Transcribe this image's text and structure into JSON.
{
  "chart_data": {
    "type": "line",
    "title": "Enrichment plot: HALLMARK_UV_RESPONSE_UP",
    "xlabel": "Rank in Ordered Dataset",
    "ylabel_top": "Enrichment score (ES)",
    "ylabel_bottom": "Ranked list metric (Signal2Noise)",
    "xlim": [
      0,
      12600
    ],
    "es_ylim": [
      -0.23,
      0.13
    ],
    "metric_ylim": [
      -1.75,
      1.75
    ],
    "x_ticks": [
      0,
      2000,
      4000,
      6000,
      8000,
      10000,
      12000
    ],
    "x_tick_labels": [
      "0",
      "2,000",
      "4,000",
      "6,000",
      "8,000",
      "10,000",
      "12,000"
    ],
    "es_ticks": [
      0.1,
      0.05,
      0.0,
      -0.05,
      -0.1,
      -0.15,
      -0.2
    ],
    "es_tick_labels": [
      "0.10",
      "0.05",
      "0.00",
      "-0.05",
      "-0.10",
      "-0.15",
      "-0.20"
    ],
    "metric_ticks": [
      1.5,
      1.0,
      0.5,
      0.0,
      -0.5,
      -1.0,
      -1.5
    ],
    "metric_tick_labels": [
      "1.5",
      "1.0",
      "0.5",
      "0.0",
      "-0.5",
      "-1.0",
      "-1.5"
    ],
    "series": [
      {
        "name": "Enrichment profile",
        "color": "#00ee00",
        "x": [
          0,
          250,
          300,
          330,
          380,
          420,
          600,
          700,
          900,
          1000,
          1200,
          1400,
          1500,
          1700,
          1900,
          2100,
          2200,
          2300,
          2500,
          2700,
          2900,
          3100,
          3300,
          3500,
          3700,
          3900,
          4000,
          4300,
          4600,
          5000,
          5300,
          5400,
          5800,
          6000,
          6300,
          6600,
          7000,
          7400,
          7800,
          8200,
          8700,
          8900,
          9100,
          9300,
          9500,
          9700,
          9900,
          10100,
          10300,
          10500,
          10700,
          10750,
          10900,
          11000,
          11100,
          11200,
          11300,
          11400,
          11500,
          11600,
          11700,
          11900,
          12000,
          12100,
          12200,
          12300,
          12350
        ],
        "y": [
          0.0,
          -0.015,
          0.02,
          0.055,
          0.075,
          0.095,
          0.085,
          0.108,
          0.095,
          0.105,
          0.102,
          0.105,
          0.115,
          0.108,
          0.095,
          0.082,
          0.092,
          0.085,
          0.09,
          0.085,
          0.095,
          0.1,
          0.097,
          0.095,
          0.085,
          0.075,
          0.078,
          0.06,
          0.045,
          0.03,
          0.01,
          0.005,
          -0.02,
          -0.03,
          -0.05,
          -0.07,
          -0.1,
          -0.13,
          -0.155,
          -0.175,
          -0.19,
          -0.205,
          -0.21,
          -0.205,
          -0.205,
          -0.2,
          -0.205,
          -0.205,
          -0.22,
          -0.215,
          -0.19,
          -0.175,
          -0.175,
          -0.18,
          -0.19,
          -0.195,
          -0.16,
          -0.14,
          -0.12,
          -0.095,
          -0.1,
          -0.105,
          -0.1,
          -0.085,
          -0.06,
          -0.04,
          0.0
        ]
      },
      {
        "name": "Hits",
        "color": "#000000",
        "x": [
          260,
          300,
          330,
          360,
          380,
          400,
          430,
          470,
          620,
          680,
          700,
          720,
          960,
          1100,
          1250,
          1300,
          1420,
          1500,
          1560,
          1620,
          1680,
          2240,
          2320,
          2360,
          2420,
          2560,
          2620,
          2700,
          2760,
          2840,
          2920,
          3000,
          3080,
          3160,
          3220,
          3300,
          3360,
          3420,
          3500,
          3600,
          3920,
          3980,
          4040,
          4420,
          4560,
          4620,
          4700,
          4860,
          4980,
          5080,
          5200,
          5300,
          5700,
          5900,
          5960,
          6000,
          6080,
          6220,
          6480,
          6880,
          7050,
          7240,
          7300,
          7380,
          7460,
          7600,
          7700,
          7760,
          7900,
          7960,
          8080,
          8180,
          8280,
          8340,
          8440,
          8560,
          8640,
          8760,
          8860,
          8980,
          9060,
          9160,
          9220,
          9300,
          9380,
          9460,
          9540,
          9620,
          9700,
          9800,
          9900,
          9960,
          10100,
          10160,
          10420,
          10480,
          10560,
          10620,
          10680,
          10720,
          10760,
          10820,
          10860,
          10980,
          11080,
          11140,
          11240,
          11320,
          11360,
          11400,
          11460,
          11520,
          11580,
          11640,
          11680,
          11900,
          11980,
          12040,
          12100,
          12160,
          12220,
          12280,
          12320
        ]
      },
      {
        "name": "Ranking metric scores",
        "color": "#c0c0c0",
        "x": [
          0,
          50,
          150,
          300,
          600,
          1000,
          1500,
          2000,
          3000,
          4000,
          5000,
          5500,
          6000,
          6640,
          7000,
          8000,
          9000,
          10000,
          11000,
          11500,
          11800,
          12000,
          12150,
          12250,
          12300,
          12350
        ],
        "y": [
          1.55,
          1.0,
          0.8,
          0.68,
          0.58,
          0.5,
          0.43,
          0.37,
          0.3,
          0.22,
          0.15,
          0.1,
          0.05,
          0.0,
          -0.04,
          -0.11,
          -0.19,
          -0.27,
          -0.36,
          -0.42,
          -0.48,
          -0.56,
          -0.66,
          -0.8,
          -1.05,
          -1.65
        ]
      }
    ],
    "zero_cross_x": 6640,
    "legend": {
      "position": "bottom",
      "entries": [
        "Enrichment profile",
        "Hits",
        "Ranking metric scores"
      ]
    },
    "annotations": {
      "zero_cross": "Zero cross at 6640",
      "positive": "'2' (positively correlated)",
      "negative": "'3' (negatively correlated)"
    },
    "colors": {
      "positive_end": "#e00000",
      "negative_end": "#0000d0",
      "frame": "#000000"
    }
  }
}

DIRECTIONS FOR THIS TASK
Nothing in the data may differ; print all of it exactly as written.

CORRECT RESPONSE
Transcribe this image's text and structure into JSON.
{
  "chart_data": {
    "type": "line",
    "title": "Enrichment plot: HALLMARK_UV_RESPONSE_UP",
    "xlabel": "Rank in Ordered Dataset",
    "ylabel_top": "Enrichment score (ES)",
    "ylabel_bottom": "Ranked list metric (Signal2Noise)",
    "xlim": [
      0,
      12600
    ],
    "es_ylim": [
      -0.23,
      0.13
    ],
    "metric_ylim": [
      -1.75,
      1.75
    ],
    "x_ticks": [
      0,
      2000,
      4000,
      6000,
      8000,
      10000,
      12000
    ],
    "x_tick_labels": [
      "0",
      "2,000",
      "4,000",
      "6,000",
      "8,000",
      "10,000",
      "12,000"
    ],
    "es_ticks": [
      0.1,
      0.05,
      0.0,
      -0.05,
      -0.1,
      -0.15,
      -0.2
    ],
    "es_tick_labels": [
      "0.10",
      "0.05",
      "0.00",
      "-0.05",
      "-0.10",
      "-0.15",
      "-0.20"
    ],
    "metric_ticks": [
      1.5,
      1.0,
      0.5,
      0.0,
      -0.5,
      -1.0,
      -1.5
    ],
    "metric_tick_labels": [
      "1.5",
      "1.0",
      "0.5",
      "0.0",
      "-0.5",
      "-1.0",
      "-1.5"
    ],
    "series": [
      {
        "name": "Enrichment profile",
        "color": "#00ee00",
        "x": [
          0,
          250,
          300,
          330,
          380,
          420,
          600,
          700,
          900,
          1000,
          1200,
          1400,
          1500,
          1700,
          1900,
          2100,
          2200,
          2300,
          2500,
          2700,
          2900,
          3100,
          3300,
          3500,
          3700,
          3900,
          4000,
          4300,
          4600,
          5000,
          5300,
          5400,
          5800,
          6000,
          6300,
          6600,
          7000,
          7400,
          7800,
          8200,
          8700,
          8900,
          9100,
          9300,
          9500,
          9700,
          9900,
          10100,
          10300,
          10500,
          10700,
          10750,
          10900,
          11000,
          11100,
          11200,
          11300,
          11400,
          11500,
          11600,
          11700,
          11900,
          12000,
          12100,
          12200,
          12300,
          12350
        ],
        "y": [
          0.0,
          -0.015,
          0.02,
          0.055,
          0.075,
          0.095,
          0.085,
          0.108,
          0.095,
          0.105,
          0.102,
          0.105,
          0.115,
          0.108,
          0.095,
          0.082,
          0.092,
          0.085,
          0.09,
          0.085,
          0.095,
          0.1,
          0.097,
          0.095,
          0.085,
          0.075,
          0.078,
          0.06,
          0.045,
          0.03,
          0.01,
          0.005,
          -0.02,
          -0.03,
          -0.05,
          -0.07,
          -0.1,
          -0.13,
          -0.155,
          -0.175,
          -0.19,
          -0.205,
          -0.21,
          -0.205,
          -0.205,
          -0.2,
          -0.205,
          -0.205,
          -0.22,
          -0.215,
          -0.19,
          -0.175,
          -0.175,
          -0.18,
          -0.19,
          -0.195,
          -0.16,
          -0.14,
          -0.12,
          -0.095,
          -0.1,
          -0.105,
          -0.1,
          -0.085,
          -0.06,
          -0.04,
          0.0
        ]
      },
      {
        "name": "Hits",
        "color": "#000000",
        "x": [
          260,
          300,
          330,
          360,
          380,
          400,
          430,
          470,
          620,
          680,
          700,
          720,
          960,
          1100,
          1250,
          1300,
          1420,
          1500,
          1560,
          1620,
          1680,
          2240,
          2320,
          2360,
          2420,
          2560,
          2620,
          2700,
          2760,
          2840,
          2920,
          3000,
          3080,
          3160,
          3220,
          3300,
          3360,
          3420,
          3500,
          3600,
          3920,
          3980,
          4040,
          4420,
          4560,
          4620,
          4700,
          4860,
          4980,
          5080,
          5200,
          5300,
          5700,
          5900,
          5960,
          6000,
          6080,
          6220,
          6480,
          6880,
          7050,
          7240,
          7300,
          7380,
          7460,
          7600,
          7700,
          7760,
          7900,
          7960,
          8080,
          8180,
          8280,
          8340,
          8440,
          8560,
          8640,
          8760,
          8860,
          8980,
          9060,
          9160,
          9220,
          9300,
          9380,
          9460,
          9540,
          9620,
          9700,
          9800,
          9900,
          9960,
          10100,
          10160,
          10420,
          10480,
          10560,
          10620,
          10680,
          10720,
          10760,
          10820,
          10860,
          10980,
          11080,
          11140,
          11240,
          11320,
          11360,
          11400,
          11460,
          11520,
          11580,
          11640,
          11680,
          11900,
          11980,
          12040,
          12100,
          12160,
          12220,
          12280,
          12320
        ]
      },
      {
        "name": "Ranking metric scores",
        "color": "#c0c0c0",
        "x": [
          0,
          50,
          150,
          300,
          600,
          1000,
          1500,
          2000,
          3000,
          4000,
          5000,
          5500,
          6000,
          6640,
          7000,
          8000,
          9000,
          10000,
          11000,
          11500,
          11800,
          12000,
          12150,
          12250,
          12300,
          12350
        ],
        "y": [
          1.55,
          1.0,
          0.8,
          0.68,
          0.58,
          0.5,
          0.43,
          0.37,
          0.3,
          0.22,
          0.15,
          0.1,
          0.05,
          0.0,
          -0.04,
          -0.11,
          -0.19,
          -0.27,
          -0.36,
          -0.42,
          -0.48,
          -0.56,
          -0.66,
          -0.8,
          -1.05,
          -1.65
        ]
      }
    ],
    "zero_cross_x": 6640,
    "legend": {
      "position": "bottom",
      "entries": [
        "Enrichment profile",
        "Hits",
        "Ranking metric scores"
      ]
    },
    "annotations": {
      "zero_cross": "Zero cross at 6640",
      "positive": "'2' (positively correlated)",
      "negative": "'3' (negatively correlated)"
    },
    "colors": {
      "positive_end": "#e00000",
      "negative_end": "#0000d0",
      "frame": "#000000"
    }
  }
}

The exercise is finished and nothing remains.